Gather all lines in the entries that include the word "Address".
++++++
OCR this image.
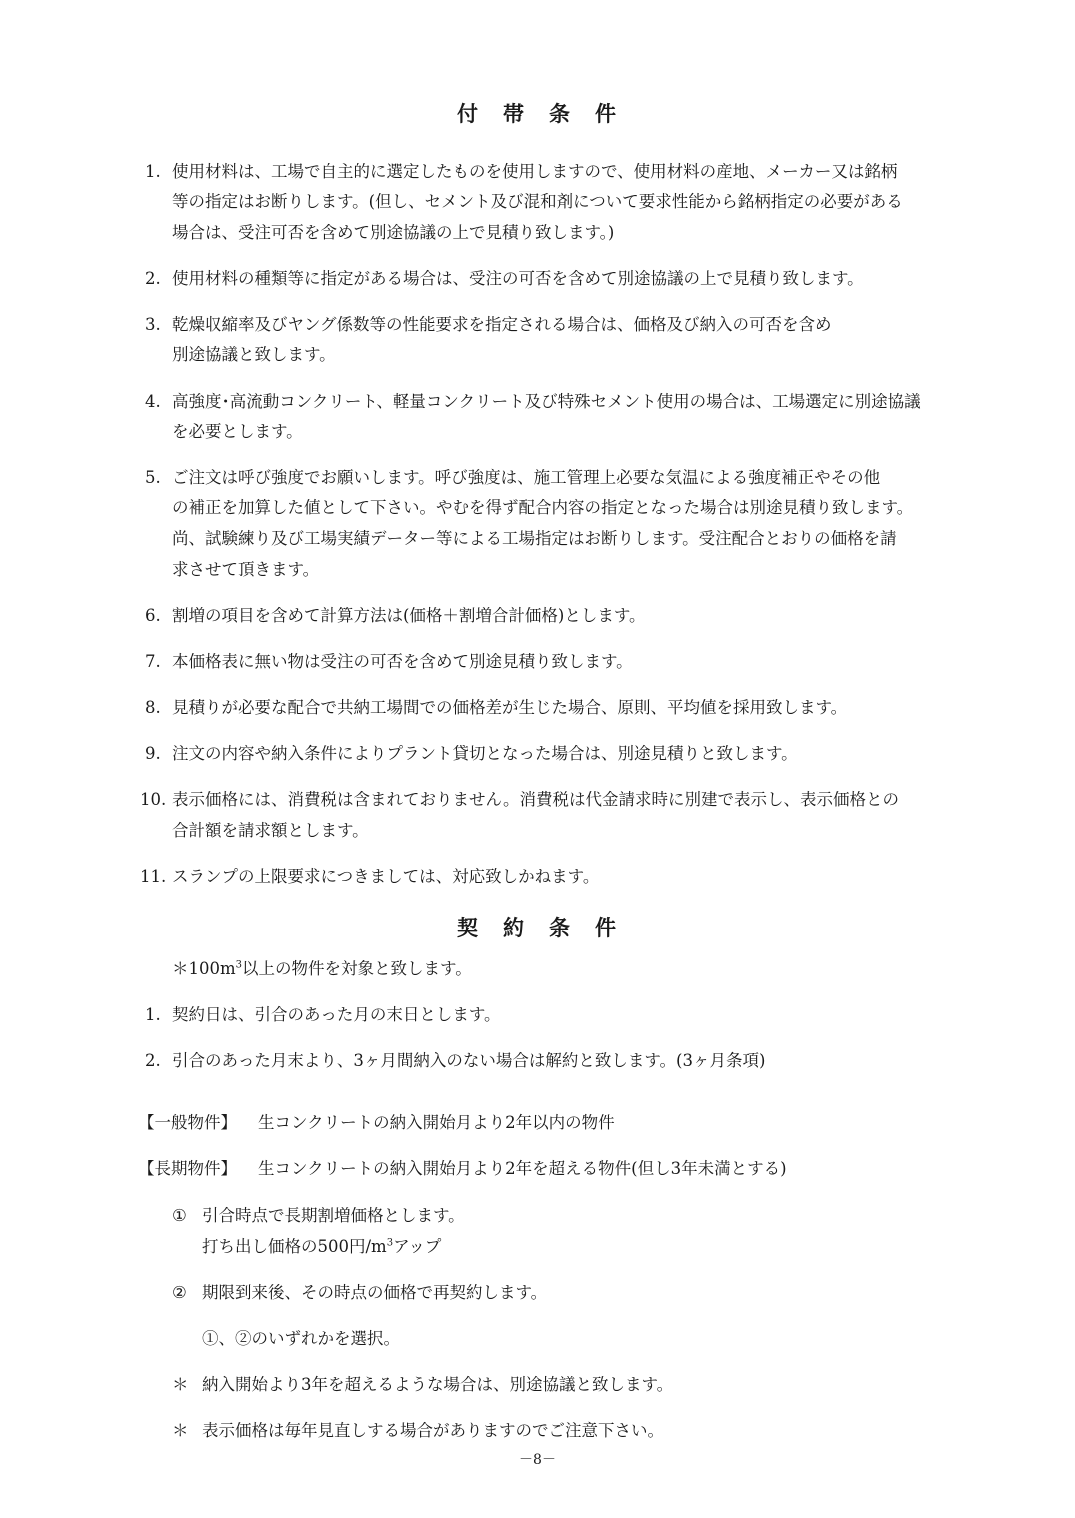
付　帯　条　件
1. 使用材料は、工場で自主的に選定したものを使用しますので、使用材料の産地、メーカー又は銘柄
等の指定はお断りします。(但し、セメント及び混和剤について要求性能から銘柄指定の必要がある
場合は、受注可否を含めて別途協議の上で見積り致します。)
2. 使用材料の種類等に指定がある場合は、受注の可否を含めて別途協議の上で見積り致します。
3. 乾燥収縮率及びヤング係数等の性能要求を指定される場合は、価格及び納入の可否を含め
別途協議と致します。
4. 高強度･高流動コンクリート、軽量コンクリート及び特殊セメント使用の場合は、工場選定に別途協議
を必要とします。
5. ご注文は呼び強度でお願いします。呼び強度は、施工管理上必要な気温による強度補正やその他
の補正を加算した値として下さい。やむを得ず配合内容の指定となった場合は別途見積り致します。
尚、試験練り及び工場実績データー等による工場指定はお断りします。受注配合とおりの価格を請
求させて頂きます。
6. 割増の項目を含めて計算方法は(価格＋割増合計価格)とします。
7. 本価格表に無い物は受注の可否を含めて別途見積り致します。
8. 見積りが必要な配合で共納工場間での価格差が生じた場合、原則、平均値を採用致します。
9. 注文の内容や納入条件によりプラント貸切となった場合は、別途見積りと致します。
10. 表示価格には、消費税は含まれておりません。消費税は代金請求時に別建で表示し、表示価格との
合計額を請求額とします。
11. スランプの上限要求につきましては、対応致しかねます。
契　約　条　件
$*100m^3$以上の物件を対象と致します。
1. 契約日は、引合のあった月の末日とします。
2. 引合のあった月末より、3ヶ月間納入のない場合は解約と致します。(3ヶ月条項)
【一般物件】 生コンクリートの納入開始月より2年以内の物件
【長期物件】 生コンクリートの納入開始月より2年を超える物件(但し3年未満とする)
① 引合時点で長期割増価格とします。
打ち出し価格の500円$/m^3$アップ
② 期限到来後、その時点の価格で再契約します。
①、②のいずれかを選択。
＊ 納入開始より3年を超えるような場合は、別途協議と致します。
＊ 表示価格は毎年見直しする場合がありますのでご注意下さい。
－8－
++++++
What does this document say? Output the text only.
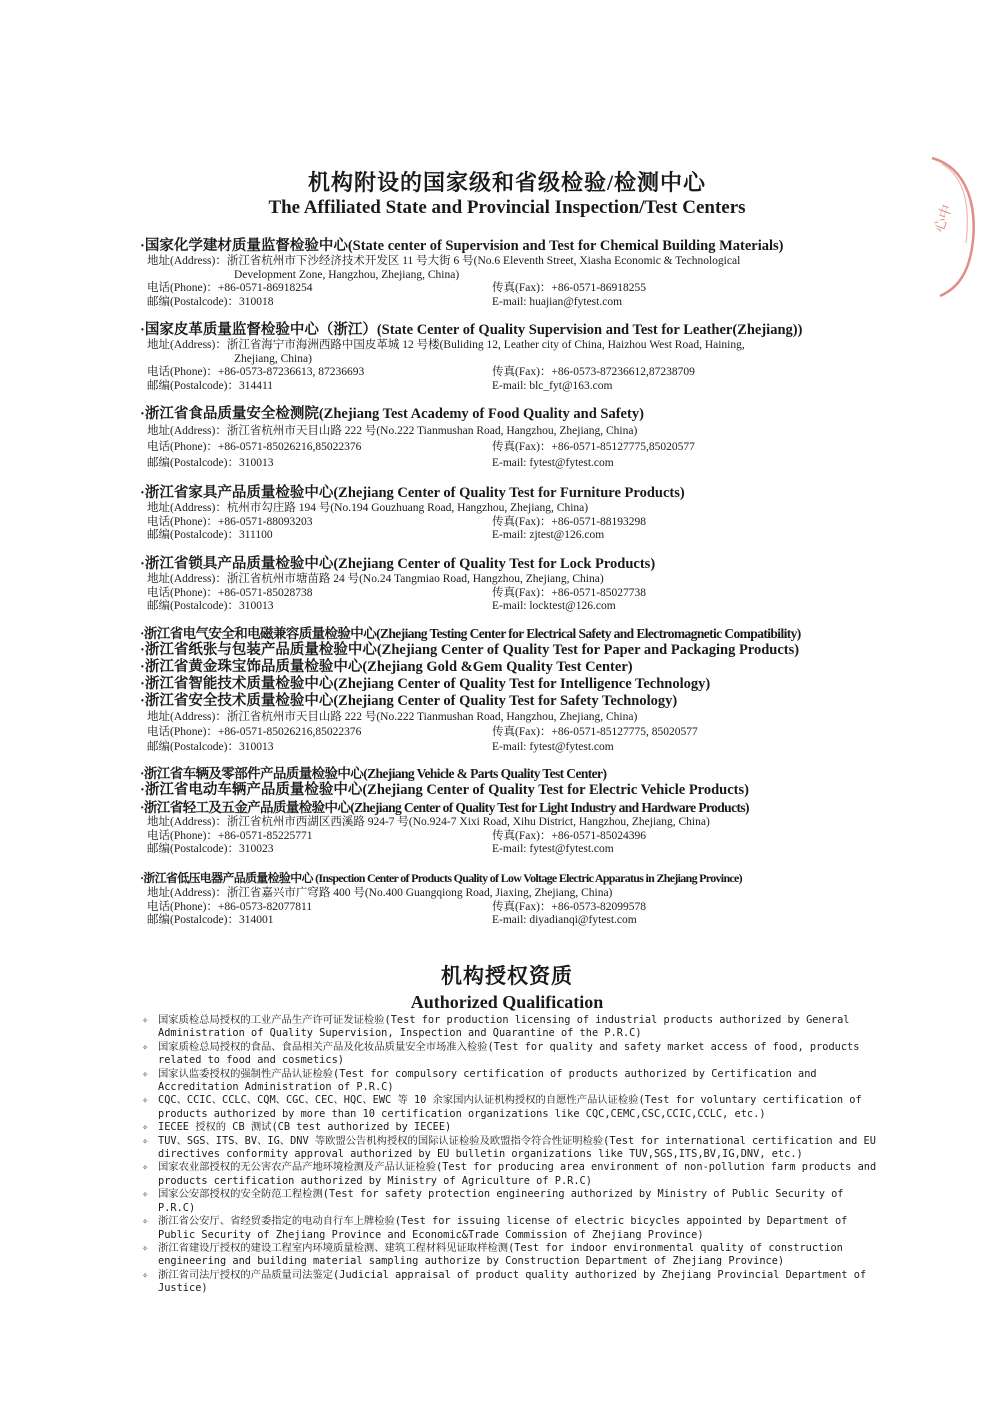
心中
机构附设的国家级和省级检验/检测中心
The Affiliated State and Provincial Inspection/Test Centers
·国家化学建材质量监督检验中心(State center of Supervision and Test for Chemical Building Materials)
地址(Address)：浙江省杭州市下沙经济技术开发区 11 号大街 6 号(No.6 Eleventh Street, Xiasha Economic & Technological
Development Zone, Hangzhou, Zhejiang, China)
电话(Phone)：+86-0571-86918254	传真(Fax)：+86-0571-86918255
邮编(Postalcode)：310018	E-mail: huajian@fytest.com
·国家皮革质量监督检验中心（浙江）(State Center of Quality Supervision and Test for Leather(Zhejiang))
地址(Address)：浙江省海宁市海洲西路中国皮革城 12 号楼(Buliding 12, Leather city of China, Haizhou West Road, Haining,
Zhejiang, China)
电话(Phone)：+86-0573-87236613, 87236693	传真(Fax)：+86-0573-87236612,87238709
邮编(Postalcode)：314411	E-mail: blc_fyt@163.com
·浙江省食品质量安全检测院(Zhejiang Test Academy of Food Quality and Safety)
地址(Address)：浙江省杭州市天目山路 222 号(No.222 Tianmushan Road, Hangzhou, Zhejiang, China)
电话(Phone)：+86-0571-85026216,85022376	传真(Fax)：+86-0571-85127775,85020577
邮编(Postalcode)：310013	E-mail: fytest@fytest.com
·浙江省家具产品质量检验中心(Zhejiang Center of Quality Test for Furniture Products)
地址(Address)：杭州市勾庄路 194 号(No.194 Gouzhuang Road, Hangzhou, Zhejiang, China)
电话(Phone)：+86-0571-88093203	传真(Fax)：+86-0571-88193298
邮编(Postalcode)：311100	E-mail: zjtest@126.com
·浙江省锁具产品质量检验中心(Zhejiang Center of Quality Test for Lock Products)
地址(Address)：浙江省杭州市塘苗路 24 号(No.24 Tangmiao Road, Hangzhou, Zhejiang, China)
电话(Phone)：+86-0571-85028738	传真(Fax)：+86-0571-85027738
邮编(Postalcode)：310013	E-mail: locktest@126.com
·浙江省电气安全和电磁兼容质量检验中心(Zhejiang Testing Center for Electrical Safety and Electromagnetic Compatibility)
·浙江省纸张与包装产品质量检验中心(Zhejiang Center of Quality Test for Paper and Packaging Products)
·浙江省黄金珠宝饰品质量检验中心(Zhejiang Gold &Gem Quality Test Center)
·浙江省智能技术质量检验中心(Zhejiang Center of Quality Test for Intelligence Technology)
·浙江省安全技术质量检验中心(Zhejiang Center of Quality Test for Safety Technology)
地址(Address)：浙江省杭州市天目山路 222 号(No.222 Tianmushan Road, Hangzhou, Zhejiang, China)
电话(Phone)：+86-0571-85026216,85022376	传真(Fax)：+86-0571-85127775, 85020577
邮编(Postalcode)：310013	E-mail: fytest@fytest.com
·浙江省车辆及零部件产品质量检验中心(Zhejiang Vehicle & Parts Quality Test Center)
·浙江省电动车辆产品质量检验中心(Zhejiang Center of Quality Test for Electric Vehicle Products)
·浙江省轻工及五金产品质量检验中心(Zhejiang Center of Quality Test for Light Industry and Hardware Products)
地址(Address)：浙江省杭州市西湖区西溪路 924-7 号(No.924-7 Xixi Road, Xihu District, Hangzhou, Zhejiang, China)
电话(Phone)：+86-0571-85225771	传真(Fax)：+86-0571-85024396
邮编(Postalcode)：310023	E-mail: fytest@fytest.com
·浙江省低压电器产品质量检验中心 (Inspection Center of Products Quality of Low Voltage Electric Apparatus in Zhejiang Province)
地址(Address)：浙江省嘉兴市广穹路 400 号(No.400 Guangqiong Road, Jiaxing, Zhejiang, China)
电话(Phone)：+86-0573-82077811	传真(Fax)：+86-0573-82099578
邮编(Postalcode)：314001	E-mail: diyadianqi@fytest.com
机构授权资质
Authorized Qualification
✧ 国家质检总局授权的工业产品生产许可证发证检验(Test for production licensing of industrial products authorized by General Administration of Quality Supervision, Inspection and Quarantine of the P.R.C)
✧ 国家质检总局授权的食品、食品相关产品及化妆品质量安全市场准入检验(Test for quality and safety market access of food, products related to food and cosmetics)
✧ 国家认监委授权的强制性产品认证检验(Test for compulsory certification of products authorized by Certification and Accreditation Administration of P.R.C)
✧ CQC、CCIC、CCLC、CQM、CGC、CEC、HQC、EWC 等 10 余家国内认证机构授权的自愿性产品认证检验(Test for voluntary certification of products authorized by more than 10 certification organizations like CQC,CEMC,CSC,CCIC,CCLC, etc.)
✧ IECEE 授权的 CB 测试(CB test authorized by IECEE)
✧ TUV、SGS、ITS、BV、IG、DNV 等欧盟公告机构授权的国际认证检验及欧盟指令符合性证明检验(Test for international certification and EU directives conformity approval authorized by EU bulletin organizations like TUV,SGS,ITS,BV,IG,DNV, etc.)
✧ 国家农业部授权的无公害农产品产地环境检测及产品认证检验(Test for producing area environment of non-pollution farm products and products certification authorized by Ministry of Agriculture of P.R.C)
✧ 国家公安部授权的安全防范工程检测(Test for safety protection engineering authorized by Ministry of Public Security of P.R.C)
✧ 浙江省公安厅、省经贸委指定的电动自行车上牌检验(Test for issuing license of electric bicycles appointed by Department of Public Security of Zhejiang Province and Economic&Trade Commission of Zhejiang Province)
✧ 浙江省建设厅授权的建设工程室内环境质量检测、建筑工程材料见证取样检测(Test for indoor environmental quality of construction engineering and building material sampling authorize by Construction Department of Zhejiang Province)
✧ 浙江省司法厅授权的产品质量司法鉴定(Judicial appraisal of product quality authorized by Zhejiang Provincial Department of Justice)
++++++
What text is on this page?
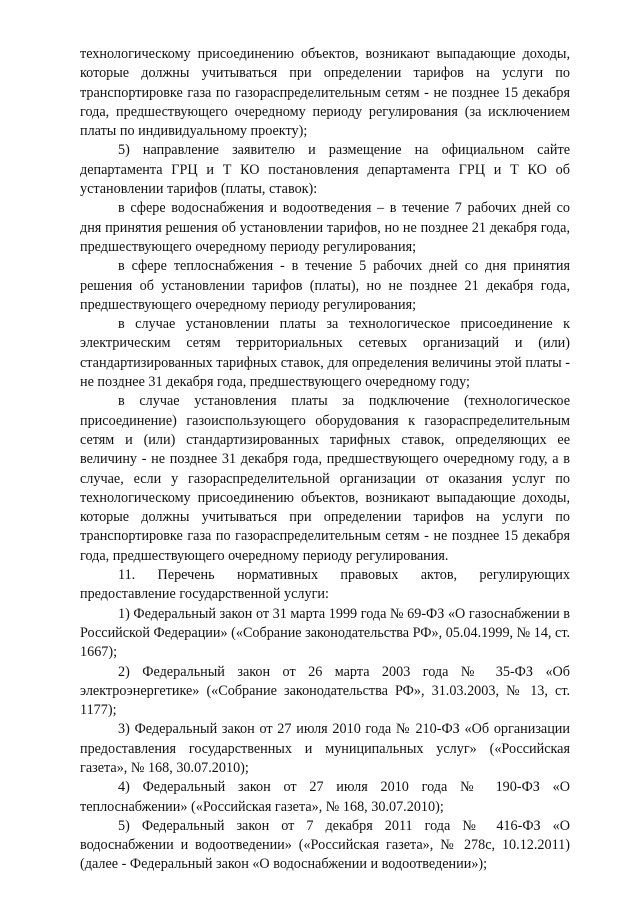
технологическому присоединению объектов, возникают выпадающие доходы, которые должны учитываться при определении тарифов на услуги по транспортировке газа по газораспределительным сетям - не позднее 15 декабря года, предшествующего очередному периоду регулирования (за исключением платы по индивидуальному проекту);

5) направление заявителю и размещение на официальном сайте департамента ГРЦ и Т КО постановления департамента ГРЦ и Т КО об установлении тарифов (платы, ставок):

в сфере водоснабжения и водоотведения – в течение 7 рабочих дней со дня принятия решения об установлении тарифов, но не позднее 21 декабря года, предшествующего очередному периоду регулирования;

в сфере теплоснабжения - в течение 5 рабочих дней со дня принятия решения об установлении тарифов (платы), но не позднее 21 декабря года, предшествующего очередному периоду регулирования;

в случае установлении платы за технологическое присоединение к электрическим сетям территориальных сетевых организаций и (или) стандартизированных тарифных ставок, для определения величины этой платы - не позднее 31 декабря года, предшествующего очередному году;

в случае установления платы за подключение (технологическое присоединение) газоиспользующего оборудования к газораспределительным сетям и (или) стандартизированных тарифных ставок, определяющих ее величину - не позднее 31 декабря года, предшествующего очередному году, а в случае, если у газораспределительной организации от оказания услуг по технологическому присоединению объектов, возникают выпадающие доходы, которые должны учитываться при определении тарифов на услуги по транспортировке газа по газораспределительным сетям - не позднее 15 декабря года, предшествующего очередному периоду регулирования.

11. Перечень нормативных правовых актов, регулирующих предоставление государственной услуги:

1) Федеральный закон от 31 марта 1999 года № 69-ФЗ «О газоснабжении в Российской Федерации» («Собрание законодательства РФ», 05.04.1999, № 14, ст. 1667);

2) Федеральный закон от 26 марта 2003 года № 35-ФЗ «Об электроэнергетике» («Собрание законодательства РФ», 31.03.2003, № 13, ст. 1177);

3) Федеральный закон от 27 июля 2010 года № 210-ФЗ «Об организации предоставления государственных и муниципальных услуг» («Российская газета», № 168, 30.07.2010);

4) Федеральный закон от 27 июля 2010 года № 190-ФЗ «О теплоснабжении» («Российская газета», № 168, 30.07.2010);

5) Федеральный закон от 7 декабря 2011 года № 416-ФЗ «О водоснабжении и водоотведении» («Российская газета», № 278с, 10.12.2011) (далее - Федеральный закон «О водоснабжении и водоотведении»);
++++++
> SOLVED EXERCISE
地址(Address)：浙江省杭州市下沙经济技术开发区 11 号大街 6 号(No.6 Eleventh Street, Xiasha Economic & Technological
地址(Address)：浙江省海宁市海洲西路中国皮革城 12 号楼(Buliding 12, Leather city of China, Haizhou West Road, Haining,
地址(Address)：浙江省杭州市天目山路 222 号(No.222 Tianmushan Road, Hangzhou, Zhejiang, China)
地址(Address)：杭州市勾庄路 194 号(No.194 Gouzhuang Road, Hangzhou, Zhejiang, China)
地址(Address)：浙江省杭州市塘苗路 24 号(No.24 Tangmiao Road, Hangzhou, Zhejiang, China)
地址(Address)：浙江省杭州市天目山路 222 号(No.222 Tianmushan Road, Hangzhou, Zhejiang, China)
地址(Address)：浙江省杭州市西湖区西溪路 924-7 号(No.924-7 Xixi Road, Xihu District, Hangzhou, Zhejiang, China)
地址(Address)：浙江省嘉兴市广穹路 400 号(No.400 Guangqiong Road, Jiaxing, Zhejiang, China)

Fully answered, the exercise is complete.